Collected data entries:
==================================================

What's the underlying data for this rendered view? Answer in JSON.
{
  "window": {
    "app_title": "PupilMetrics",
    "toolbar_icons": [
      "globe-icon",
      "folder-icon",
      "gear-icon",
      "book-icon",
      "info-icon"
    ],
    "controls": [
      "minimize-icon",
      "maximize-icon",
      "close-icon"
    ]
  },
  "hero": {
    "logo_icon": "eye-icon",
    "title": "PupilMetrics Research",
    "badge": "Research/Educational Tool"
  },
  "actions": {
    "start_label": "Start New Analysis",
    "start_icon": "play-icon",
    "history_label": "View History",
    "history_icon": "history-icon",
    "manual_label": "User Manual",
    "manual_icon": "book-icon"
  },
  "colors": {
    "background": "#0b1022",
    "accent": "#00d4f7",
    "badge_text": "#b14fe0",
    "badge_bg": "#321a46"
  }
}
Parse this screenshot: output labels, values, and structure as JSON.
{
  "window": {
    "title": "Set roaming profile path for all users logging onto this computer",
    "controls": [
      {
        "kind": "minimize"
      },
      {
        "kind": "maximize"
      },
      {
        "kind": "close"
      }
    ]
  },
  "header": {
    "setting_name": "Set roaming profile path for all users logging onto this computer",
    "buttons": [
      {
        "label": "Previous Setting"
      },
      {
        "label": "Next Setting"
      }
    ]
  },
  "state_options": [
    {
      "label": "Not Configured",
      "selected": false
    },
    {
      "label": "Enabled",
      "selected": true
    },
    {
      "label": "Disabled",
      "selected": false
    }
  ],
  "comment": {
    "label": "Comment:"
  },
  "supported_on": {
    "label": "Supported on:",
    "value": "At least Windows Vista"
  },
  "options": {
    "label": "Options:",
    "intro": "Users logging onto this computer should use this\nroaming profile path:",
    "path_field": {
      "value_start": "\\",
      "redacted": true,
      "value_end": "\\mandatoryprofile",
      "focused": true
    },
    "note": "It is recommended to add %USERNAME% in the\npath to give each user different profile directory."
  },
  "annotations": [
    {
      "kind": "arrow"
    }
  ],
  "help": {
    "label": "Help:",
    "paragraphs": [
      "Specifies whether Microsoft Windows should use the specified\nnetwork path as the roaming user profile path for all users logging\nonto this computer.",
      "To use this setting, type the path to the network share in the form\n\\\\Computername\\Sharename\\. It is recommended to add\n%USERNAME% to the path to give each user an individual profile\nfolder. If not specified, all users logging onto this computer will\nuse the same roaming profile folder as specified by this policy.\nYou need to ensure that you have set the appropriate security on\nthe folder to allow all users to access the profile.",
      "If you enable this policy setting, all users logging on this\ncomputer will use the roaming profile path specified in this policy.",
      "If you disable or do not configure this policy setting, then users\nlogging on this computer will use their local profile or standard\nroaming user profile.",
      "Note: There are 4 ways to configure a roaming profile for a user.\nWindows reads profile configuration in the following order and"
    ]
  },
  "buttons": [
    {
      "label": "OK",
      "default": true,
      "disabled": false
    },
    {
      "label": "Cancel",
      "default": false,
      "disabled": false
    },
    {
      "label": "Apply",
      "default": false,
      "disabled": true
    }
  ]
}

==================================================

*Task prompt*
Check each line in the records for the word "kind" and say how many have it, with nothing else.

*Response*
4